TASK OBJECTIVE: Copy out every record below with complete accuracy.
══════════
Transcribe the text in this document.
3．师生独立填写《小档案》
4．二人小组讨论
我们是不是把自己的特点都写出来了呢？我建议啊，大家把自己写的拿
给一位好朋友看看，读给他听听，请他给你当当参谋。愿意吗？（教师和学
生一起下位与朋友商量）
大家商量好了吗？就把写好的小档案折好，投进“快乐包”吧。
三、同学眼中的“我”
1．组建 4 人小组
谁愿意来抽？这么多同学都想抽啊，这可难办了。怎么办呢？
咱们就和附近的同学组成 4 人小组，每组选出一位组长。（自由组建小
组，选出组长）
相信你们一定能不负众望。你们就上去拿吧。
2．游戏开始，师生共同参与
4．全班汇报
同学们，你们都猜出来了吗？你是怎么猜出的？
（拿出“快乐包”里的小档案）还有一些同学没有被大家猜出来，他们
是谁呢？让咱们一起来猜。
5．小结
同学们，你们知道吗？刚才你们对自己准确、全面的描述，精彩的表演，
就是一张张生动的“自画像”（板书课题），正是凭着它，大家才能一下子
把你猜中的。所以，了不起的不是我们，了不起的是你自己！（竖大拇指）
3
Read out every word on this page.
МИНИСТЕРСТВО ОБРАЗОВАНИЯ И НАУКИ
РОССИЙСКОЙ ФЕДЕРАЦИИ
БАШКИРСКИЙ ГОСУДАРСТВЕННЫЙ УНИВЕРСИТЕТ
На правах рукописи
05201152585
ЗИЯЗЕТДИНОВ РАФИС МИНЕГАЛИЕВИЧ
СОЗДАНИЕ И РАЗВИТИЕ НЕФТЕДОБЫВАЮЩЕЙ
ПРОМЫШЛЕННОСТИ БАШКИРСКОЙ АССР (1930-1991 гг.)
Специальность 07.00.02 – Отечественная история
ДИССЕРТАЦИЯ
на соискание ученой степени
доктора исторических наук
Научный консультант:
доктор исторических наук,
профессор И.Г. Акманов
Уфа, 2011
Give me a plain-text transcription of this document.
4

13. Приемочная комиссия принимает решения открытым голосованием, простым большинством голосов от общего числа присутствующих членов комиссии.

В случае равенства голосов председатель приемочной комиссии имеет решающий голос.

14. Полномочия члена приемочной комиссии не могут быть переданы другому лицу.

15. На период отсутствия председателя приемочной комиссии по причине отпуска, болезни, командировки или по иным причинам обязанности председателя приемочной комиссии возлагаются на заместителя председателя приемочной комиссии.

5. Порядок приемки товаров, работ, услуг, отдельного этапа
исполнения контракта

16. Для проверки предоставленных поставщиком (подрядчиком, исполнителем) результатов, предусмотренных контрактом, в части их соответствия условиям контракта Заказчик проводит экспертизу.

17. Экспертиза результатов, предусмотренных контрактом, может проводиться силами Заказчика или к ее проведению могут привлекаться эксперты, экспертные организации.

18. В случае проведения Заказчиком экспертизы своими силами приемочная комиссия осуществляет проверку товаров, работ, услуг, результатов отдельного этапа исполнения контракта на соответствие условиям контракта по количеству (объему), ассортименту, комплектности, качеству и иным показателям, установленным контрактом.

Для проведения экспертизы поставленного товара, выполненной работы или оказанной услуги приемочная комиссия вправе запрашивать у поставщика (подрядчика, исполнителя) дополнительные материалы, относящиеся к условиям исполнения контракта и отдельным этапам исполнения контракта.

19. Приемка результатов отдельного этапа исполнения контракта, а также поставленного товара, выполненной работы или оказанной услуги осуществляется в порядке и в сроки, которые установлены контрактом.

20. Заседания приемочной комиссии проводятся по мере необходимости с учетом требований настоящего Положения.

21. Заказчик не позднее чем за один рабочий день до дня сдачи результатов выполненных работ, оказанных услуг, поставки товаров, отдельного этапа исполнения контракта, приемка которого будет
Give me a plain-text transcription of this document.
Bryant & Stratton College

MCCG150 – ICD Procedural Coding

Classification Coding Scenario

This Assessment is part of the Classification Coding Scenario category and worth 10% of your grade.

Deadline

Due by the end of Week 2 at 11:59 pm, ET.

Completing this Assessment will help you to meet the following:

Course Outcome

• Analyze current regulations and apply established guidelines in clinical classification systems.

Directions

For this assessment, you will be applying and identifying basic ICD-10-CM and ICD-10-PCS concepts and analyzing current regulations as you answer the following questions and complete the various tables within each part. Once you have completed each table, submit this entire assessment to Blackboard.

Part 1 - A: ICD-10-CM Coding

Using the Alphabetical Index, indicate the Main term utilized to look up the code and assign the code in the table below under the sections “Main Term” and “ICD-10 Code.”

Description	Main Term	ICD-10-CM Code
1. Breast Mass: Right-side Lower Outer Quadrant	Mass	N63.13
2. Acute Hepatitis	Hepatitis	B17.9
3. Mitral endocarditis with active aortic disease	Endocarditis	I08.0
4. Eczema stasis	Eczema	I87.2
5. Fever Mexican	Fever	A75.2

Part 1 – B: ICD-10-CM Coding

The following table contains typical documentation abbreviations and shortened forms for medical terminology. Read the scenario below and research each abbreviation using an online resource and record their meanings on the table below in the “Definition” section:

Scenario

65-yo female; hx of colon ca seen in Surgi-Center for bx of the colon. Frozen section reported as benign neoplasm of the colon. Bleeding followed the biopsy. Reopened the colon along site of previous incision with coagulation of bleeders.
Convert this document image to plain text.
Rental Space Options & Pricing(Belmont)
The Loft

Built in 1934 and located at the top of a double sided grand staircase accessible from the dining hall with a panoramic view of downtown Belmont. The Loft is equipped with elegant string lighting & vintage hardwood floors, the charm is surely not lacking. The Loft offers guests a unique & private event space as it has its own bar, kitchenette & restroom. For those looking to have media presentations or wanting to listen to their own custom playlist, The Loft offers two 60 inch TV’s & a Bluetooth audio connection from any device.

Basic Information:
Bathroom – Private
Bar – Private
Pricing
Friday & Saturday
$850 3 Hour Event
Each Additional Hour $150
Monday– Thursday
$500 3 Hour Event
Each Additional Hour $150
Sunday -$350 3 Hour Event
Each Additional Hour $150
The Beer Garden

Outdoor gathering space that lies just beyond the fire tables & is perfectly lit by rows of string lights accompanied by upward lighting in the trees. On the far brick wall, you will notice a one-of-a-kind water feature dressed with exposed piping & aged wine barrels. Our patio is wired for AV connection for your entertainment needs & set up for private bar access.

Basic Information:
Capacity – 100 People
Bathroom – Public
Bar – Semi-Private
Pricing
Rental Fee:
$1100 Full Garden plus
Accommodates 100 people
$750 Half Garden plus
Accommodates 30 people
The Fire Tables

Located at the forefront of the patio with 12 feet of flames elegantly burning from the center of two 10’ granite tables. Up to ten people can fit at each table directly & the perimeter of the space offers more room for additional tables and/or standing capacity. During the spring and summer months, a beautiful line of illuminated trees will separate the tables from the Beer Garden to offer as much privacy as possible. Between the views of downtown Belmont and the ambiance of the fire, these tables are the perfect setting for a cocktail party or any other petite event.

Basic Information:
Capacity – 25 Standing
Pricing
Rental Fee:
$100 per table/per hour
══════════
REPLY TO THE TASK:
Transcribe the text in this document.
3．师生独立填写《小档案》
4．二人小组讨论
我们是不是把自己的特点都写出来了呢？我建议啊，大家把自己写的拿
给一位好朋友看看，读给他听听，请他给你当当参谋。愿意吗？（教师和学
生一起下位与朋友商量）
大家商量好了吗？就把写好的小档案折好，投进“快乐包”吧。
三、同学眼中的“我”
1．组建 4 人小组
谁愿意来抽？这么多同学都想抽啊，这可难办了。怎么办呢？
咱们就和附近的同学组成 4 人小组，每组选出一位组长。（自由组建小
组，选出组长）
相信你们一定能不负众望。你们就上去拿吧。
2．游戏开始，师生共同参与
4．全班汇报
同学们，你们都猜出来了吗？你是怎么猜出的？
（拿出“快乐包”里的小档案）还有一些同学没有被大家猜出来，他们
是谁呢？让咱们一起来猜。
5．小结
同学们，你们知道吗？刚才你们对自己准确、全面的描述，精彩的表演，
就是一张张生动的“自画像”（板书课题），正是凭着它，大家才能一下子
把你猜中的。所以，了不起的不是我们，了不起的是你自己！（竖大拇指）
3
Read out every word on this page.
МИНИСТЕРСТВО ОБРАЗОВАНИЯ И НАУКИ
РОССИЙСКОЙ ФЕДЕРАЦИИ
БАШКИРСКИЙ ГОСУДАРСТВЕННЫЙ УНИВЕРСИТЕТ
На правах рукописи
05201152585
ЗИЯЗЕТДИНОВ РАФИС МИНЕГАЛИЕВИЧ
СОЗДАНИЕ И РАЗВИТИЕ НЕФТЕДОБЫВАЮЩЕЙ
ПРОМЫШЛЕННОСТИ БАШКИРСКОЙ АССР (1930-1991 гг.)
Специальность 07.00.02 – Отечественная история
ДИССЕРТАЦИЯ
на соискание ученой степени
доктора исторических наук
Научный консультант:
доктор исторических наук,
профессор И.Г. Акманов
Уфа, 2011
Give me a plain-text transcription of this document.
4

13. Приемочная комиссия принимает решения открытым голосованием, простым большинством голосов от общего числа присутствующих членов комиссии.

В случае равенства голосов председатель приемочной комиссии имеет решающий голос.

14. Полномочия члена приемочной комиссии не могут быть переданы другому лицу.

15. На период отсутствия председателя приемочной комиссии по причине отпуска, болезни, командировки или по иным причинам обязанности председателя приемочной комиссии возлагаются на заместителя председателя приемочной комиссии.

5. Порядок приемки товаров, работ, услуг, отдельного этапа
исполнения контракта

16. Для проверки предоставленных поставщиком (подрядчиком, исполнителем) результатов, предусмотренных контрактом, в части их соответствия условиям контракта Заказчик проводит экспертизу.

17. Экспертиза результатов, предусмотренных контрактом, может проводиться силами Заказчика или к ее проведению могут привлекаться эксперты, экспертные организации.

18. В случае проведения Заказчиком экспертизы своими силами приемочная комиссия осуществляет проверку товаров, работ, услуг, результатов отдельного этапа исполнения контракта на соответствие условиям контракта по количеству (объему), ассортименту, комплектности, качеству и иным показателям, установленным контрактом.

Для проведения экспертизы поставленного товара, выполненной работы или оказанной услуги приемочная комиссия вправе запрашивать у поставщика (подрядчика, исполнителя) дополнительные материалы, относящиеся к условиям исполнения контракта и отдельным этапам исполнения контракта.

19. Приемка результатов отдельного этапа исполнения контракта, а также поставленного товара, выполненной работы или оказанной услуги осуществляется в порядке и в сроки, которые установлены контрактом.

20. Заседания приемочной комиссии проводятся по мере необходимости с учетом требований настоящего Положения.

21. Заказчик не позднее чем за один рабочий день до дня сдачи результатов выполненных работ, оказанных услуг, поставки товаров, отдельного этапа исполнения контракта, приемка которого будет
Give me a plain-text transcription of this document.
Bryant & Stratton College

MCCG150 – ICD Procedural Coding

Classification Coding Scenario

This Assessment is part of the Classification Coding Scenario category and worth 10% of your grade.

Deadline

Due by the end of Week 2 at 11:59 pm, ET.

Completing this Assessment will help you to meet the following:

Course Outcome

• Analyze current regulations and apply established guidelines in clinical classification systems.

Directions

For this assessment, you will be applying and identifying basic ICD-10-CM and ICD-10-PCS concepts and analyzing current regulations as you answer the following questions and complete the various tables within each part. Once you have completed each table, submit this entire assessment to Blackboard.

Part 1 - A: ICD-10-CM Coding

Using the Alphabetical Index, indicate the Main term utilized to look up the code and assign the code in the table below under the sections “Main Term” and “ICD-10 Code.”

Description	Main Term	ICD-10-CM Code
1. Breast Mass: Right-side Lower Outer Quadrant	Mass	N63.13
2. Acute Hepatitis	Hepatitis	B17.9
3. Mitral endocarditis with active aortic disease	Endocarditis	I08.0
4. Eczema stasis	Eczema	I87.2
5. Fever Mexican	Fever	A75.2

Part 1 – B: ICD-10-CM Coding

The following table contains typical documentation abbreviations and shortened forms for medical terminology. Read the scenario below and research each abbreviation using an online resource and record their meanings on the table below in the “Definition” section:

Scenario

65-yo female; hx of colon ca seen in Surgi-Center for bx of the colon. Frozen section reported as benign neoplasm of the colon. Bleeding followed the biopsy. Reopened the colon along site of previous incision with coagulation of bleeders.
Convert this document image to plain text.
Rental Space Options & Pricing(Belmont)
The Loft

Built in 1934 and located at the top of a double sided grand staircase accessible from the dining hall with a panoramic view of downtown Belmont. The Loft is equipped with elegant string lighting & vintage hardwood floors, the charm is surely not lacking. The Loft offers guests a unique & private event space as it has its own bar, kitchenette & restroom. For those looking to have media presentations or wanting to listen to their own custom playlist, The Loft offers two 60 inch TV’s & a Bluetooth audio connection from any device.

Basic Information:
Bathroom – Private
Bar – Private
Pricing
Friday & Saturday
$850 3 Hour Event
Each Additional Hour $150
Monday– Thursday
$500 3 Hour Event
Each Additional Hour $150
Sunday -$350 3 Hour Event
Each Additional Hour $150
The Beer Garden

Outdoor gathering space that lies just beyond the fire tables & is perfectly lit by rows of string lights accompanied by upward lighting in the trees. On the far brick wall, you will notice a one-of-a-kind water feature dressed with exposed piping & aged wine barrels. Our patio is wired for AV connection for your entertainment needs & set up for private bar access.

Basic Information:
Capacity – 100 People
Bathroom – Public
Bar – Semi-Private
Pricing
Rental Fee:
$1100 Full Garden plus
Accommodates 100 people
$750 Half Garden plus
Accommodates 30 people
The Fire Tables

Located at the forefront of the patio with 12 feet of flames elegantly burning from the center of two 10’ granite tables. Up to ten people can fit at each table directly & the perimeter of the space offers more room for additional tables and/or standing capacity. During the spring and summer months, a beautiful line of illuminated trees will separate the tables from the Beer Garden to offer as much privacy as possible. Between the views of downtown Belmont and the ambiance of the fire, these tables are the perfect setting for a cocktail party or any other petite event.

Basic Information:
Capacity – 25 Standing
Pricing
Rental Fee:
$100 per table/per hour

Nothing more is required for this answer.